> [Dataset excerpts]
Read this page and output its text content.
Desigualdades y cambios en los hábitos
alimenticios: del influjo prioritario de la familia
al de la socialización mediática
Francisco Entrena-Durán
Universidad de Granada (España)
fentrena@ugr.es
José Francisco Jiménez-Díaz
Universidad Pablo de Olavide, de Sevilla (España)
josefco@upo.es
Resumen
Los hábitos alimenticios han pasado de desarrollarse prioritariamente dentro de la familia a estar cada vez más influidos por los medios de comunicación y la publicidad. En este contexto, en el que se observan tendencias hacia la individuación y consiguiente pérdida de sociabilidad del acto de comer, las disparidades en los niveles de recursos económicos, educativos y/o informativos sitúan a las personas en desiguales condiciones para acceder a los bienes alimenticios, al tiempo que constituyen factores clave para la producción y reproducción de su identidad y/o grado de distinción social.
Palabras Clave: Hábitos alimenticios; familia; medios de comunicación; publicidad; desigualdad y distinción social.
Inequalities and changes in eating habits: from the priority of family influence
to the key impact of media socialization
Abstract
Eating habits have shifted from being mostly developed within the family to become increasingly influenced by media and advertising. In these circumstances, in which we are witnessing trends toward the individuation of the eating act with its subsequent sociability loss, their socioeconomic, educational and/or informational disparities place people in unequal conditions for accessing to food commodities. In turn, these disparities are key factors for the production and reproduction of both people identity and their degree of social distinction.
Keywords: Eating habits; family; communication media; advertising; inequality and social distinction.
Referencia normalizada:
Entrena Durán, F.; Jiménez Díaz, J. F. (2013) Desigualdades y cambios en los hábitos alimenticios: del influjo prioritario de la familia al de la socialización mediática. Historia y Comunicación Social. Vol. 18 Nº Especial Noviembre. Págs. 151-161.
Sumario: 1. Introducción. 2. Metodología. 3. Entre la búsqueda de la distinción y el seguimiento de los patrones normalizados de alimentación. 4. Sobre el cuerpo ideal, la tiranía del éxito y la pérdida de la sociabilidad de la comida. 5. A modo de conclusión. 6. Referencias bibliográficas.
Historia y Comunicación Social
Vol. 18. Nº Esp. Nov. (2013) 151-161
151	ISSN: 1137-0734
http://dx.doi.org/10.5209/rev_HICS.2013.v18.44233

> [Objective] Write out every entry exactly as given.

> [Complete answer]
Read this page and output its text content.
Desigualdades y cambios en los hábitos
alimenticios: del influjo prioritario de la familia
al de la socialización mediática
Francisco Entrena-Durán
Universidad de Granada (España)
fentrena@ugr.es
José Francisco Jiménez-Díaz
Universidad Pablo de Olavide, de Sevilla (España)
josefco@upo.es
Resumen
Los hábitos alimenticios han pasado de desarrollarse prioritariamente dentro de la familia a estar cada vez más influidos por los medios de comunicación y la publicidad. En este contexto, en el que se observan tendencias hacia la individuación y consiguiente pérdida de sociabilidad del acto de comer, las disparidades en los niveles de recursos económicos, educativos y/o informativos sitúan a las personas en desiguales condiciones para acceder a los bienes alimenticios, al tiempo que constituyen factores clave para la producción y reproducción de su identidad y/o grado de distinción social.
Palabras Clave: Hábitos alimenticios; familia; medios de comunicación; publicidad; desigualdad y distinción social.
Inequalities and changes in eating habits: from the priority of family influence
to the key impact of media socialization
Abstract
Eating habits have shifted from being mostly developed within the family to become increasingly influenced by media and advertising. In these circumstances, in which we are witnessing trends toward the individuation of the eating act with its subsequent sociability loss, their socioeconomic, educational and/or informational disparities place people in unequal conditions for accessing to food commodities. In turn, these disparities are key factors for the production and reproduction of both people identity and their degree of social distinction.
Keywords: Eating habits; family; communication media; advertising; inequality and social distinction.
Referencia normalizada:
Entrena Durán, F.; Jiménez Díaz, J. F. (2013) Desigualdades y cambios en los hábitos alimenticios: del influjo prioritario de la familia al de la socialización mediática. Historia y Comunicación Social. Vol. 18 Nº Especial Noviembre. Págs. 151-161.
Sumario: 1. Introducción. 2. Metodología. 3. Entre la búsqueda de la distinción y el seguimiento de los patrones normalizados de alimentación. 4. Sobre el cuerpo ideal, la tiranía del éxito y la pérdida de la sociabilidad de la comida. 5. A modo de conclusión. 6. Referencias bibliográficas.
Historia y Comunicación Social
Vol. 18. Nº Esp. Nov. (2013) 151-161
151	ISSN: 1137-0734
http://dx.doi.org/10.5209/rev_HICS.2013.v18.44233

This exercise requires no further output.